Texto para leer:
• • •
EL CAMPO NI ES COMO LO VE SARMIENTOpor VICTOR QUINTANA SILVEIRA

EL CAMPO NO ES COMO LO VE SARMIENTO.

Por: Víctor M. Quintana S.

 

Entre lo mucho se ha escrito sobre los veinte años de la vigencia del Tratado de Libre Comercio de América del Norte (TLCAN), queremos comentar, por la difusión que han tenido, dos artículos del periodista Sergio Sarmiento,. El primero fechado a 3 de enero se titula “TLC de pesadilla”, el segundo, el ocho del mismo mes,  “Tirar dinero al campo”. En ellos el autor, a pesar de que maneja algunos datos duros, cae en los lugares comunes que emplean reiteradamente quienes opinan del campo desde afuera.

 

En la primera  entrega Sarmiento critica a quienes consideran al TLCAN como “una pesadilla”, pues según él, el poco progreso que hemos tenido los últimos 20 años se debe al TLCAN y a otros tratados: gracias a ellos crecieron el comercio, la producción y las exportaciones. Argumenta que  es un engaño atribuir al tratado la pobreza y aunque el sector agropecuario creció durante estos veinte años menos que la economía en su conjunto, es un hecho que sus exportaciones y su producción  se incrementaron. En la segunda entrega califica como un “tirar el dinero” lo gastado o invertido en el campo, pues mientras el presupuesto se ha aumentado en un 500% en veinte años, la producción de los 52 principales cultivos, apenas en un 50%. Para él ni la falta de productividad, crónica en el sector,  ni la pobreza se superarán con el gasto así manejado y el obstáculo para hacer un campo productivo, es la Ley Agraria pues atenta contra los derechos de propiedad y propicia la fragmentación del territorio.
• • •
Datos sin procesar:
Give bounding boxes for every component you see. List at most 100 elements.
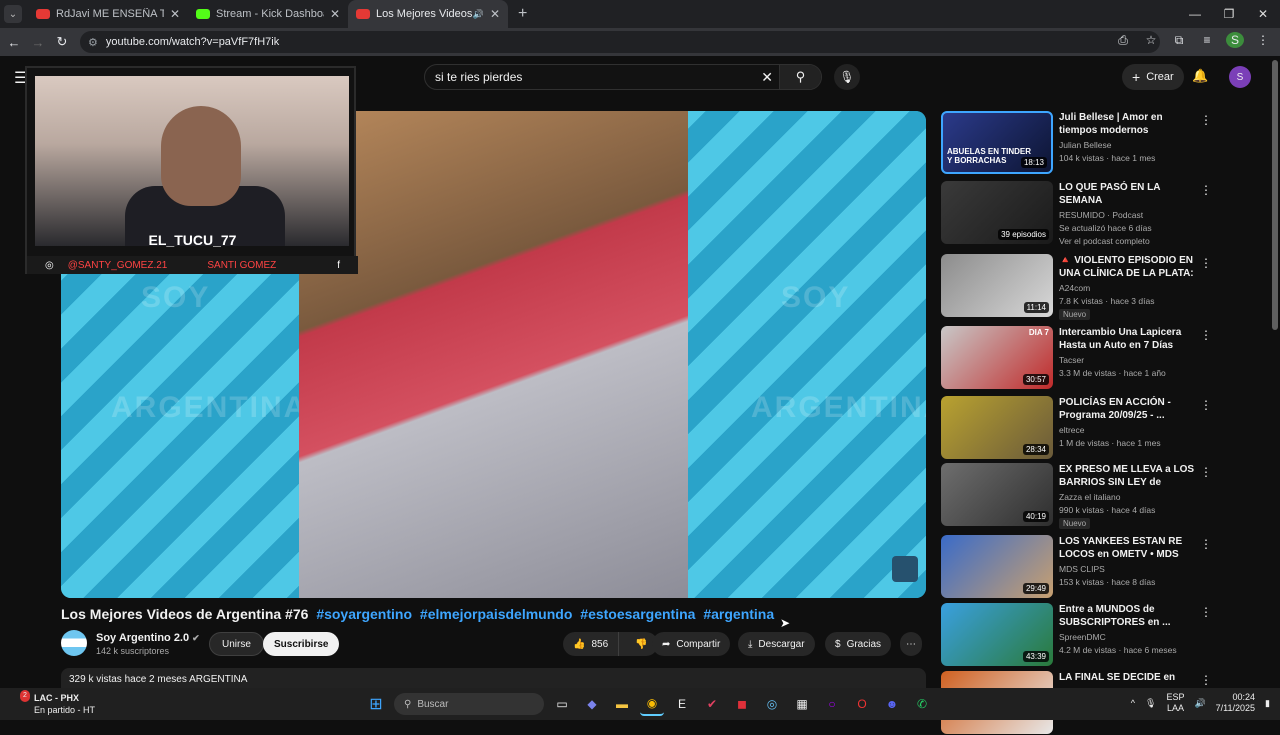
• • •
Ejercicios:
a - En el texto sobre el TLCAN y el campo, enumera todo lo que, según Sarmiento, creció gracias al tratado y a otros acuerdos.
b - Escribe la continuación del texto sobre los artículos de Sarmiento acerca del campo, a partir de su última oración.

Resultados:
a - El comercio, la producción y las exportaciones.

b -
Ciertamente el sector agropecuario ha  crecido a menor ritmo que la economía en su conjunto a partir del TLCAN, pero no sólo: su aporte al producto nacional bruto ha disminuido en términos porcentuales y se ha disminuido sensiblemente la producción de alimentos básicos: oleaginosas, frijol y trigo. Si bien se incrementaron espectacularmente las exportaciones agroalimentarias, también lo hicieron las importaciones de tal manera que la balanza comercial agroalimentaria en estos años es deficitaria en más de 45 mil millones de dólares.  Ahora exportamos más tomate, cerveza, tequila, aguacate y frutas tropicales, productos casi todos en manos de un puñado de empresas trasnacionales;  lo que importamos son alimentos básicos: maíz, carne, leche, arroz, trigo, entre otros, y de nuevo, las importaciones están controladas también por un puñado de grandes empresas como Maseca, Bimbo, Lala, etc. No han sido beneficiados, pues,  los productores campesinos y los pequeños productores en general que cosechan sobre todo granos básicos y oleaginosas; al contrario, tienen que competir con lo que se importa a preciodumping. La concentración de la exportación e importación de bienes agroalimentarios sólo ha beneficiado a un puñado de empresas y ha hecho quebrar decenas de miles de explotaciones campesinas, al punto que desde el inicio del tratado se ha perdido cerca del 20% del empleo rural.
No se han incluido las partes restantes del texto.